Items listed in a dataset
◇ ◇ ◇ ◇ ◇ ◇ ◇
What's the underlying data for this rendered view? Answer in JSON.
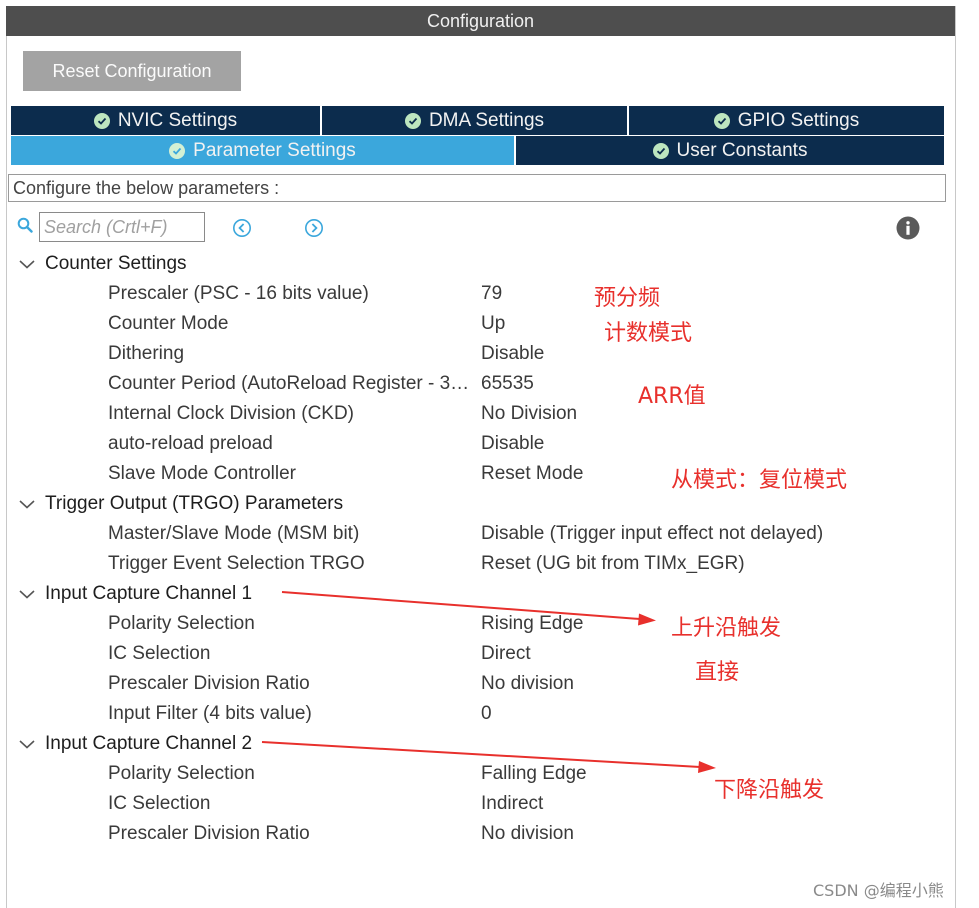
{
  "window": {
    "title": "Configuration"
  },
  "toolbar": {
    "reset_label": "Reset Configuration"
  },
  "tabs": {
    "nvic": "NVIC Settings",
    "dma": "DMA Settings",
    "gpio": "GPIO Settings",
    "parameter": "Parameter Settings",
    "user_constants": "User Constants",
    "active": "parameter"
  },
  "description": "Configure the below parameters :",
  "search": {
    "placeholder": "Search (Crtl+F)",
    "value": ""
  },
  "icons": {
    "search": "search-icon",
    "prev": "circle-chevron-left-icon",
    "next": "circle-chevron-right-icon",
    "info": "info-icon",
    "check": "check-circle-icon",
    "expand": "chevron-down-icon"
  },
  "colors": {
    "title_bar": "#4e4e4e",
    "tab_inactive": "#0c2c4d",
    "tab_active": "#3ba7dc",
    "check_green": "#bde6bf",
    "annotation_red": "#e8302c",
    "nav_blue": "#3ba7dc"
  },
  "groups": {
    "counter": {
      "title": "Counter Settings",
      "params": [
        {
          "name": "Prescaler (PSC - 16 bits value)",
          "value": "79"
        },
        {
          "name": "Counter Mode",
          "value": "Up"
        },
        {
          "name": "Dithering",
          "value": "Disable"
        },
        {
          "name": "Counter Period (AutoReload Register - 3…",
          "value": "65535"
        },
        {
          "name": "Internal Clock Division (CKD)",
          "value": "No Division"
        },
        {
          "name": "auto-reload preload",
          "value": "Disable"
        },
        {
          "name": "Slave Mode Controller",
          "value": "Reset Mode"
        }
      ]
    },
    "trgo": {
      "title": "Trigger Output (TRGO) Parameters",
      "params": [
        {
          "name": "Master/Slave Mode (MSM bit)",
          "value": "Disable (Trigger input effect not delayed)"
        },
        {
          "name": "Trigger Event Selection TRGO",
          "value": "Reset (UG bit from TIMx_EGR)"
        }
      ]
    },
    "ic1": {
      "title": "Input Capture Channel 1",
      "params": [
        {
          "name": "Polarity Selection",
          "value": "Rising Edge"
        },
        {
          "name": "IC Selection",
          "value": "Direct"
        },
        {
          "name": "Prescaler Division Ratio",
          "value": "No division"
        },
        {
          "name": "Input Filter (4 bits value)",
          "value": "0"
        }
      ]
    },
    "ic2": {
      "title": "Input Capture Channel 2",
      "params": [
        {
          "name": "Polarity Selection",
          "value": "Falling Edge"
        },
        {
          "name": "IC Selection",
          "value": "Indirect"
        },
        {
          "name": "Prescaler Division Ratio",
          "value": "No division"
        }
      ]
    }
  },
  "annotations": {
    "prescaler": "预分频",
    "counter_mode": "计数模式",
    "arr": "ARR值",
    "slave_mode": "从模式：复位模式",
    "rising": "上升沿触发",
    "direct": "直接",
    "falling": "下降沿触发"
  },
  "watermark": "CSDN @编程小熊"
}
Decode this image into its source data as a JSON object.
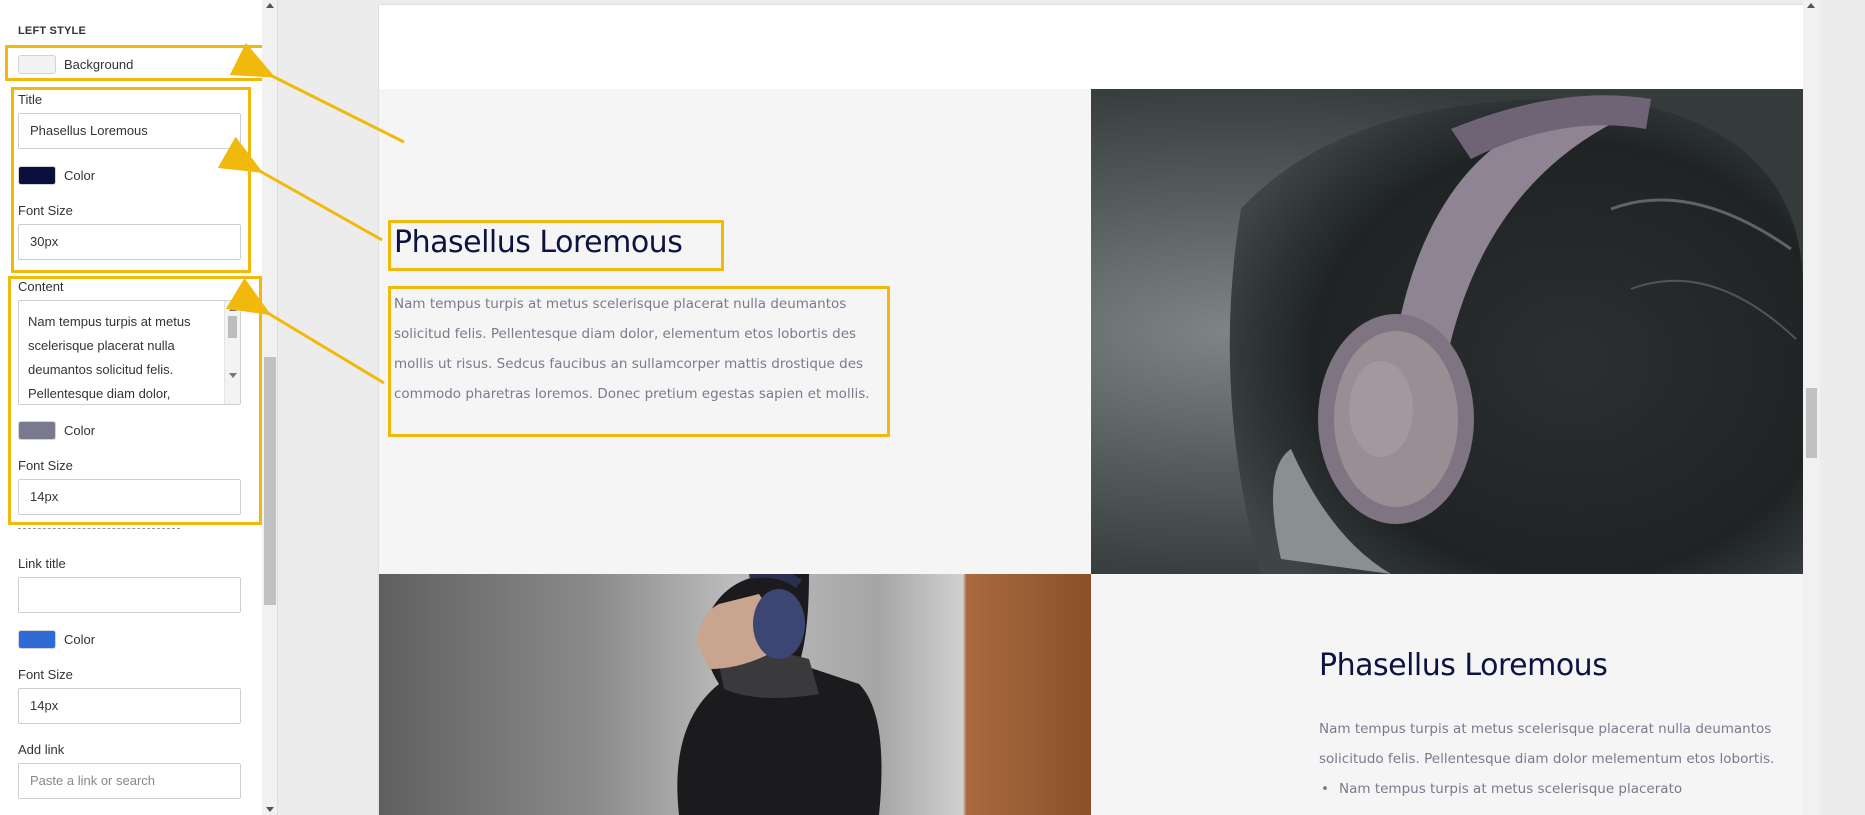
{
  "panel": {
    "section_title": "LEFT STYLE",
    "background_label": "Background",
    "background_color": "#f2f2f2",
    "title_label": "Title",
    "title_value": "Phasellus Loremous",
    "title_color_label": "Color",
    "title_color": "#0a0f3d",
    "title_font_size_label": "Font Size",
    "title_font_size_value": "30px",
    "content_label": "Content",
    "content_value": "Nam tempus turpis at metus scelerisque placerat nulla deumantos solicitud felis. Pellentesque diam dolor,",
    "content_color_label": "Color",
    "content_color": "#7a7a8e",
    "content_font_size_label": "Font Size",
    "content_font_size_value": "14px",
    "link_title_label": "Link title",
    "link_title_value": "",
    "link_color_label": "Color",
    "link_color": "#2e6bd6",
    "link_font_size_label": "Font Size",
    "link_font_size_value": "14px",
    "add_link_label": "Add link",
    "add_link_placeholder": "Paste a link or search"
  },
  "canvas": {
    "block1": {
      "title": "Phasellus Loremous",
      "content": "Nam tempus turpis at metus scelerisque placerat nulla deumantos solicitud felis. Pellentesque diam dolor, elementum etos lobortis des mollis ut risus. Sedcus faucibus an sullamcorper mattis drostique des commodo pharetras loremos. Donec pretium egestas sapien et mollis."
    },
    "block2": {
      "title": "Phasellus Loremous",
      "content": "Nam tempus turpis at metus scelerisque placerat nulla deumantos solicitudo felis. Pellentesque diam dolor melementum etos lobortis.",
      "bullets": [
        "Nam tempus turpis at metus scelerisque placerato"
      ]
    }
  },
  "colors": {
    "highlight": "#f0b90b"
  },
  "icons": [
    "scroll-up-arrow-icon",
    "scroll-down-arrow-icon"
  ]
}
◇ ◇ ◇ ◇ ◇ ◇ ◇
Goal of the exercise => Repeat each entry exactly as given; no pictures belong in the copy.

Answer =>
What's the underlying data for this rendered view? Answer in JSON.
{
  "window": {
    "title": "Configuration"
  },
  "toolbar": {
    "reset_label": "Reset Configuration"
  },
  "tabs": {
    "nvic": "NVIC Settings",
    "dma": "DMA Settings",
    "gpio": "GPIO Settings",
    "parameter": "Parameter Settings",
    "user_constants": "User Constants",
    "active": "parameter"
  },
  "description": "Configure the below parameters :",
  "search": {
    "placeholder": "Search (Crtl+F)",
    "value": ""
  },
  "icons": {
    "search": "search-icon",
    "prev": "circle-chevron-left-icon",
    "next": "circle-chevron-right-icon",
    "info": "info-icon",
    "check": "check-circle-icon",
    "expand": "chevron-down-icon"
  },
  "colors": {
    "title_bar": "#4e4e4e",
    "tab_inactive": "#0c2c4d",
    "tab_active": "#3ba7dc",
    "check_green": "#bde6bf",
    "annotation_red": "#e8302c",
    "nav_blue": "#3ba7dc"
  },
  "groups": {
    "counter": {
      "title": "Counter Settings",
      "params": [
        {
          "name": "Prescaler (PSC - 16 bits value)",
          "value": "79"
        },
        {
          "name": "Counter Mode",
          "value": "Up"
        },
        {
          "name": "Dithering",
          "value": "Disable"
        },
        {
          "name": "Counter Period (AutoReload Register - 3…",
          "value": "65535"
        },
        {
          "name": "Internal Clock Division (CKD)",
          "value": "No Division"
        },
        {
          "name": "auto-reload preload",
          "value": "Disable"
        },
        {
          "name": "Slave Mode Controller",
          "value": "Reset Mode"
        }
      ]
    },
    "trgo": {
      "title": "Trigger Output (TRGO) Parameters",
      "params": [
        {
          "name": "Master/Slave Mode (MSM bit)",
          "value": "Disable (Trigger input effect not delayed)"
        },
        {
          "name": "Trigger Event Selection TRGO",
          "value": "Reset (UG bit from TIMx_EGR)"
        }
      ]
    },
    "ic1": {
      "title": "Input Capture Channel 1",
      "params": [
        {
          "name": "Polarity Selection",
          "value": "Rising Edge"
        },
        {
          "name": "IC Selection",
          "value": "Direct"
        },
        {
          "name": "Prescaler Division Ratio",
          "value": "No division"
        },
        {
          "name": "Input Filter (4 bits value)",
          "value": "0"
        }
      ]
    },
    "ic2": {
      "title": "Input Capture Channel 2",
      "params": [
        {
          "name": "Polarity Selection",
          "value": "Falling Edge"
        },
        {
          "name": "IC Selection",
          "value": "Indirect"
        },
        {
          "name": "Prescaler Division Ratio",
          "value": "No division"
        }
      ]
    }
  },
  "annotations": {
    "prescaler": "预分频",
    "counter_mode": "计数模式",
    "arr": "ARR值",
    "slave_mode": "从模式：复位模式",
    "rising": "上升沿触发",
    "direct": "直接",
    "falling": "下降沿触发"
  },
  "watermark": "CSDN @编程小熊"
}
Decode this image into its source data as a JSON object.
{
  "panel": {
    "section_title": "LEFT STYLE",
    "background_label": "Background",
    "background_color": "#f2f2f2",
    "title_label": "Title",
    "title_value": "Phasellus Loremous",
    "title_color_label": "Color",
    "title_color": "#0a0f3d",
    "title_font_size_label": "Font Size",
    "title_font_size_value": "30px",
    "content_label": "Content",
    "content_value": "Nam tempus turpis at metus scelerisque placerat nulla deumantos solicitud felis. Pellentesque diam dolor,",
    "content_color_label": "Color",
    "content_color": "#7a7a8e",
    "content_font_size_label": "Font Size",
    "content_font_size_value": "14px",
    "link_title_label": "Link title",
    "link_title_value": "",
    "link_color_label": "Color",
    "link_color": "#2e6bd6",
    "link_font_size_label": "Font Size",
    "link_font_size_value": "14px",
    "add_link_label": "Add link",
    "add_link_placeholder": "Paste a link or search"
  },
  "canvas": {
    "block1": {
      "title": "Phasellus Loremous",
      "content": "Nam tempus turpis at metus scelerisque placerat nulla deumantos solicitud felis. Pellentesque diam dolor, elementum etos lobortis des mollis ut risus. Sedcus faucibus an sullamcorper mattis drostique des commodo pharetras loremos. Donec pretium egestas sapien et mollis."
    },
    "block2": {
      "title": "Phasellus Loremous",
      "content": "Nam tempus turpis at metus scelerisque placerat nulla deumantos solicitudo felis. Pellentesque diam dolor melementum etos lobortis.",
      "bullets": [
        "Nam tempus turpis at metus scelerisque placerato"
      ]
    }
  },
  "colors": {
    "highlight": "#f0b90b"
  },
  "icons": [
    "scroll-up-arrow-icon",
    "scroll-down-arrow-icon"
  ]
}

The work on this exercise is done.